Structured figure records

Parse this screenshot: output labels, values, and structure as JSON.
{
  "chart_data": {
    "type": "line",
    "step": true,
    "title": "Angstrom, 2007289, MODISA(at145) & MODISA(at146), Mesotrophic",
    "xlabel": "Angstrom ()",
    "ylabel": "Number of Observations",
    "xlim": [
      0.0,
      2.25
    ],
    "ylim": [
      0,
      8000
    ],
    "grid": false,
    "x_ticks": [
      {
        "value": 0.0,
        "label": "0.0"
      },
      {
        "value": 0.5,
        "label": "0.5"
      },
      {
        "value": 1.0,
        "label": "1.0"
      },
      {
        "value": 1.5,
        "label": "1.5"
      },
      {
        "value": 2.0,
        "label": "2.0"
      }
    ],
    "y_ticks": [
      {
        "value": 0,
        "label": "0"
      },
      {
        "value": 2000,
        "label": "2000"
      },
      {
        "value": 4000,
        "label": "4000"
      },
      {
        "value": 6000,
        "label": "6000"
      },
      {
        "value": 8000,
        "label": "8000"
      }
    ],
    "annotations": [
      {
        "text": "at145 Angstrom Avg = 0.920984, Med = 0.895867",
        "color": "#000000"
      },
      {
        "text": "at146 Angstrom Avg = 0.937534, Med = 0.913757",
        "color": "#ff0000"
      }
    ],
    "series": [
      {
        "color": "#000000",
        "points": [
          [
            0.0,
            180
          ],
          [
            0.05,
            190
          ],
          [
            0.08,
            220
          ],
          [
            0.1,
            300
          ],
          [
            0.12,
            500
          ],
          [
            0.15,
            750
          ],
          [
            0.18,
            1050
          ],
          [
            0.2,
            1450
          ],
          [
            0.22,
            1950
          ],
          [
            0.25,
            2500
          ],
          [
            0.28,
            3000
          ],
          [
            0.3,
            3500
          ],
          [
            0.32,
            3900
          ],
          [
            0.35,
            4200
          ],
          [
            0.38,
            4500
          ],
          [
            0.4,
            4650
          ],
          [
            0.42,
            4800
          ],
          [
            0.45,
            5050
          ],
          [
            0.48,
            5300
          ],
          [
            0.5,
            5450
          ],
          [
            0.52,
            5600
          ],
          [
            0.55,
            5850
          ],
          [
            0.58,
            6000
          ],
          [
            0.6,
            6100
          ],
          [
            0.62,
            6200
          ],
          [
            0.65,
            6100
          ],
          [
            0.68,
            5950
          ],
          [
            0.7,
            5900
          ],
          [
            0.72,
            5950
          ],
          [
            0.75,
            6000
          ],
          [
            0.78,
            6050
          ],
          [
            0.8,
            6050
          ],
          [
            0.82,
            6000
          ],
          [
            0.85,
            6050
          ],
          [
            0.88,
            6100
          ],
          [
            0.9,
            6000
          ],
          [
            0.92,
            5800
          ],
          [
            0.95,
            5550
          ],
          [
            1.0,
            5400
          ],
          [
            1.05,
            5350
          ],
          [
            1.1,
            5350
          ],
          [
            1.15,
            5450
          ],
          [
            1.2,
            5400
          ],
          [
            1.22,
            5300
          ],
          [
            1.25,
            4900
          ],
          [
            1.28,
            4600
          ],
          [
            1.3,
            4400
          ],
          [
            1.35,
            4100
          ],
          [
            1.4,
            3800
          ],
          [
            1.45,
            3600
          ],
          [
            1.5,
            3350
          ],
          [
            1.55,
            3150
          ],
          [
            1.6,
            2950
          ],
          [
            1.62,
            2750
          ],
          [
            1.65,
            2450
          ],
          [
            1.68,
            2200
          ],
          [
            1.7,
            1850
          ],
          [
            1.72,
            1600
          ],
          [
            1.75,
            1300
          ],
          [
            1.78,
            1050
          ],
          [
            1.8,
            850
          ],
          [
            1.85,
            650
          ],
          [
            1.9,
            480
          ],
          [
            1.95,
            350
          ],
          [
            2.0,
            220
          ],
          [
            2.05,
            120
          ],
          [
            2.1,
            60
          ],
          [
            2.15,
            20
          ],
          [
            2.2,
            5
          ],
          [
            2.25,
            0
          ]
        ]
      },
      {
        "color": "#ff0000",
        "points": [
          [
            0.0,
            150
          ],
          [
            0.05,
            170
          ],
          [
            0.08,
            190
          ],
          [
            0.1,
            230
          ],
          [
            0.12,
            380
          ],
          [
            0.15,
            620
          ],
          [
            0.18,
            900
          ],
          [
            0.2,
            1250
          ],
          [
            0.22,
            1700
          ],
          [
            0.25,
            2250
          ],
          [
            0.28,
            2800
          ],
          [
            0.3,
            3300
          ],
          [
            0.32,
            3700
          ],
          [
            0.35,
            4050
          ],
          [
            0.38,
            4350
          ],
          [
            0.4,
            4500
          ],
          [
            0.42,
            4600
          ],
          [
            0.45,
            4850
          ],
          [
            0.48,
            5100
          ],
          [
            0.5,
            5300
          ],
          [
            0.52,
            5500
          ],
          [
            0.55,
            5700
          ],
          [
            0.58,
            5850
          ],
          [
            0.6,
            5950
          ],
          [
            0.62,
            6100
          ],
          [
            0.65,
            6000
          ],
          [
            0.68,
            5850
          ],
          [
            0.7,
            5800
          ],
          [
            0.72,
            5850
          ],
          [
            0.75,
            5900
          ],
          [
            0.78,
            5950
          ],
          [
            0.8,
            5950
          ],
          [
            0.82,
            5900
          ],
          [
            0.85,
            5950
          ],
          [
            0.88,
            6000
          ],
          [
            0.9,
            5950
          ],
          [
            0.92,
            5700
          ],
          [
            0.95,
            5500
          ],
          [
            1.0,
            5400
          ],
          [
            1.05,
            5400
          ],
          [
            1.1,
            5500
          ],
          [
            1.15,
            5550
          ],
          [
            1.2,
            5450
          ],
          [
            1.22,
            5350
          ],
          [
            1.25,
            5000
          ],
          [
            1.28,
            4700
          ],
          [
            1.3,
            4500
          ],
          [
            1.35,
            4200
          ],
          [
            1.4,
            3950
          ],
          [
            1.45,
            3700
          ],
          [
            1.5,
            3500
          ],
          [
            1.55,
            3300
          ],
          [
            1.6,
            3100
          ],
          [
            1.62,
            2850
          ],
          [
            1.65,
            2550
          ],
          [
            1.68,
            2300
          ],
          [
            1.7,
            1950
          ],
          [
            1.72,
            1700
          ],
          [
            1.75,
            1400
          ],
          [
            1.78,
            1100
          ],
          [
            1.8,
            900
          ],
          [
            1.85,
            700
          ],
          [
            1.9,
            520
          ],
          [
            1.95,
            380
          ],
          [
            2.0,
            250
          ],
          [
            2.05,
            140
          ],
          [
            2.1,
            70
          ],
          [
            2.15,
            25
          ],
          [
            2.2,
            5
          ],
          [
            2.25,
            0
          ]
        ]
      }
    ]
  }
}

## [PROBLEM TO WORK ON]
Of the lines in the records, how many contain the word "color"? Answer with the number and nothing else.

## [COMPLETE RESPONSE]
4